• [What this task involves]: The entire listing is to be repeated verbatim.

Source records:
☆ ☆ ☆

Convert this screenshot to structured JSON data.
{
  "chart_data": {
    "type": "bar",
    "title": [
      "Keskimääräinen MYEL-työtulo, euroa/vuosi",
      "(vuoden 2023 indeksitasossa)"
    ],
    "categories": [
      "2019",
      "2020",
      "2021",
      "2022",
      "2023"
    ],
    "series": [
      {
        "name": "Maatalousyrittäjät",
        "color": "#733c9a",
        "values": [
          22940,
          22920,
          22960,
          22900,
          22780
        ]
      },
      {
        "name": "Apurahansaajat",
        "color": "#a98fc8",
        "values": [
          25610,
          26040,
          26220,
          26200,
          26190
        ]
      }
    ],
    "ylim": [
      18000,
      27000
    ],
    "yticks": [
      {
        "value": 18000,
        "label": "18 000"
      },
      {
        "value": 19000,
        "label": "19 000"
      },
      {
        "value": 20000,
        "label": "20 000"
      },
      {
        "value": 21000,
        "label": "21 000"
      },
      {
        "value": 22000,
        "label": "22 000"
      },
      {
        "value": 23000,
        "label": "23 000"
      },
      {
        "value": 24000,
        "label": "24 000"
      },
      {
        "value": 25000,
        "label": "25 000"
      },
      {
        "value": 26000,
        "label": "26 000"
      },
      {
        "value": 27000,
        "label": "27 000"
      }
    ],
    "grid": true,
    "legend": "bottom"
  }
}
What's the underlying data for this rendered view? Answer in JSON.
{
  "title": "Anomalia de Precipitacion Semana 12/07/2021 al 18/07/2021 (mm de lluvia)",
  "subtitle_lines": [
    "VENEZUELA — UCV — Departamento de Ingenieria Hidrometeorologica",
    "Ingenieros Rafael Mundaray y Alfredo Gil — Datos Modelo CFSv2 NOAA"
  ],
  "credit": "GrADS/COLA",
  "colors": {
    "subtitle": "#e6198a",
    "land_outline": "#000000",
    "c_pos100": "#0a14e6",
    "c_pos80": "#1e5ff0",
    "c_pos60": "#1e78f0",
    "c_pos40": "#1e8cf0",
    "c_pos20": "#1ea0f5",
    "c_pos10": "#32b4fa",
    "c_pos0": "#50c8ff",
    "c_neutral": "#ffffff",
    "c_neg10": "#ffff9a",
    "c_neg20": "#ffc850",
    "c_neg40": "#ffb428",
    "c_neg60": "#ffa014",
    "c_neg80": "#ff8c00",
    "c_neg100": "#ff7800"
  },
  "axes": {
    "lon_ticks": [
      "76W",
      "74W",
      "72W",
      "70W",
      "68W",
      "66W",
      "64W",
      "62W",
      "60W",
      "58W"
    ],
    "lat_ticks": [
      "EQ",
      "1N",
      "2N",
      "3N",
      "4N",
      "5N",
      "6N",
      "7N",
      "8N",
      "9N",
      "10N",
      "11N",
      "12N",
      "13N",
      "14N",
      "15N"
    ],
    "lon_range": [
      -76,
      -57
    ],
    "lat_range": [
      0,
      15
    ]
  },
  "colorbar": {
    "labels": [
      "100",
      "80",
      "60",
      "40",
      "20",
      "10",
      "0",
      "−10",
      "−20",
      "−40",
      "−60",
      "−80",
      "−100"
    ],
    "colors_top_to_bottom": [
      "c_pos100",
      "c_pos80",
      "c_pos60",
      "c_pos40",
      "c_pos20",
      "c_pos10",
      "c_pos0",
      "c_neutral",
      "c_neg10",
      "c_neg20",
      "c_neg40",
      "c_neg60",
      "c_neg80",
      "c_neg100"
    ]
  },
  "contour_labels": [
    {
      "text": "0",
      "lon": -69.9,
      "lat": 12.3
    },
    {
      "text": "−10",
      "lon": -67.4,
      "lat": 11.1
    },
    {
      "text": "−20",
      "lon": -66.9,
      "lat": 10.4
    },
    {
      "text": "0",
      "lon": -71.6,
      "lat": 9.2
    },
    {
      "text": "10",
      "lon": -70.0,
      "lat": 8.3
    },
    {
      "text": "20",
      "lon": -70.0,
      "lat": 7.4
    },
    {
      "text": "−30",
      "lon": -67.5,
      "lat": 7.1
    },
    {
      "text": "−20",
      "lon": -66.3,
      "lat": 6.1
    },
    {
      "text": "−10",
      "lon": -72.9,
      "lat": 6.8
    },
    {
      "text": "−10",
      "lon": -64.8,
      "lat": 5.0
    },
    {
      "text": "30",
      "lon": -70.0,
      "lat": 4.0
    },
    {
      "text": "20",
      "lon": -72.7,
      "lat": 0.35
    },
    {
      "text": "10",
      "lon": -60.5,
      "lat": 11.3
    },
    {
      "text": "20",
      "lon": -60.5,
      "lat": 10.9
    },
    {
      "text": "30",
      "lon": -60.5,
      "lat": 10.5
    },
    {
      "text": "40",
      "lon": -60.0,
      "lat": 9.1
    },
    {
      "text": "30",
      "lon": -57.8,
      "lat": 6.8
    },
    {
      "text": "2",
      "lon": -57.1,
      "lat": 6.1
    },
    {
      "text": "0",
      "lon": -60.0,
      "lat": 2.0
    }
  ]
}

☆ ☆ ☆

• [Result below]:
Convert this screenshot to structured JSON data.
{
  "chart_data": {
    "type": "bar",
    "title": [
      "Keskimääräinen MYEL-työtulo, euroa/vuosi",
      "(vuoden 2023 indeksitasossa)"
    ],
    "categories": [
      "2019",
      "2020",
      "2021",
      "2022",
      "2023"
    ],
    "series": [
      {
        "name": "Maatalousyrittäjät",
        "color": "#733c9a",
        "values": [
          22940,
          22920,
          22960,
          22900,
          22780
        ]
      },
      {
        "name": "Apurahansaajat",
        "color": "#a98fc8",
        "values": [
          25610,
          26040,
          26220,
          26200,
          26190
        ]
      }
    ],
    "ylim": [
      18000,
      27000
    ],
    "yticks": [
      {
        "value": 18000,
        "label": "18 000"
      },
      {
        "value": 19000,
        "label": "19 000"
      },
      {
        "value": 20000,
        "label": "20 000"
      },
      {
        "value": 21000,
        "label": "21 000"
      },
      {
        "value": 22000,
        "label": "22 000"
      },
      {
        "value": 23000,
        "label": "23 000"
      },
      {
        "value": 24000,
        "label": "24 000"
      },
      {
        "value": 25000,
        "label": "25 000"
      },
      {
        "value": 26000,
        "label": "26 000"
      },
      {
        "value": 27000,
        "label": "27 000"
      }
    ],
    "grid": true,
    "legend": "bottom"
  }
}
What's the underlying data for this rendered view? Answer in JSON.
{
  "title": "Anomalia de Precipitacion Semana 12/07/2021 al 18/07/2021 (mm de lluvia)",
  "subtitle_lines": [
    "VENEZUELA — UCV — Departamento de Ingenieria Hidrometeorologica",
    "Ingenieros Rafael Mundaray y Alfredo Gil — Datos Modelo CFSv2 NOAA"
  ],
  "credit": "GrADS/COLA",
  "colors": {
    "subtitle": "#e6198a",
    "land_outline": "#000000",
    "c_pos100": "#0a14e6",
    "c_pos80": "#1e5ff0",
    "c_pos60": "#1e78f0",
    "c_pos40": "#1e8cf0",
    "c_pos20": "#1ea0f5",
    "c_pos10": "#32b4fa",
    "c_pos0": "#50c8ff",
    "c_neutral": "#ffffff",
    "c_neg10": "#ffff9a",
    "c_neg20": "#ffc850",
    "c_neg40": "#ffb428",
    "c_neg60": "#ffa014",
    "c_neg80": "#ff8c00",
    "c_neg100": "#ff7800"
  },
  "axes": {
    "lon_ticks": [
      "76W",
      "74W",
      "72W",
      "70W",
      "68W",
      "66W",
      "64W",
      "62W",
      "60W",
      "58W"
    ],
    "lat_ticks": [
      "EQ",
      "1N",
      "2N",
      "3N",
      "4N",
      "5N",
      "6N",
      "7N",
      "8N",
      "9N",
      "10N",
      "11N",
      "12N",
      "13N",
      "14N",
      "15N"
    ],
    "lon_range": [
      -76,
      -57
    ],
    "lat_range": [
      0,
      15
    ]
  },
  "colorbar": {
    "labels": [
      "100",
      "80",
      "60",
      "40",
      "20",
      "10",
      "0",
      "−10",
      "−20",
      "−40",
      "−60",
      "−80",
      "−100"
    ],
    "colors_top_to_bottom": [
      "c_pos100",
      "c_pos80",
      "c_pos60",
      "c_pos40",
      "c_pos20",
      "c_pos10",
      "c_pos0",
      "c_neutral",
      "c_neg10",
      "c_neg20",
      "c_neg40",
      "c_neg60",
      "c_neg80",
      "c_neg100"
    ]
  },
  "contour_labels": [
    {
      "text": "0",
      "lon": -69.9,
      "lat": 12.3
    },
    {
      "text": "−10",
      "lon": -67.4,
      "lat": 11.1
    },
    {
      "text": "−20",
      "lon": -66.9,
      "lat": 10.4
    },
    {
      "text": "0",
      "lon": -71.6,
      "lat": 9.2
    },
    {
      "text": "10",
      "lon": -70.0,
      "lat": 8.3
    },
    {
      "text": "20",
      "lon": -70.0,
      "lat": 7.4
    },
    {
      "text": "−30",
      "lon": -67.5,
      "lat": 7.1
    },
    {
      "text": "−20",
      "lon": -66.3,
      "lat": 6.1
    },
    {
      "text": "−10",
      "lon": -72.9,
      "lat": 6.8
    },
    {
      "text": "−10",
      "lon": -64.8,
      "lat": 5.0
    },
    {
      "text": "30",
      "lon": -70.0,
      "lat": 4.0
    },
    {
      "text": "20",
      "lon": -72.7,
      "lat": 0.35
    },
    {
      "text": "10",
      "lon": -60.5,
      "lat": 11.3
    },
    {
      "text": "20",
      "lon": -60.5,
      "lat": 10.9
    },
    {
      "text": "30",
      "lon": -60.5,
      "lat": 10.5
    },
    {
      "text": "40",
      "lon": -60.0,
      "lat": 9.1
    },
    {
      "text": "30",
      "lon": -57.8,
      "lat": 6.8
    },
    {
      "text": "2",
      "lon": -57.1,
      "lat": 6.1
    },
    {
      "text": "0",
      "lon": -60.0,
      "lat": 2.0
    }
  ]
}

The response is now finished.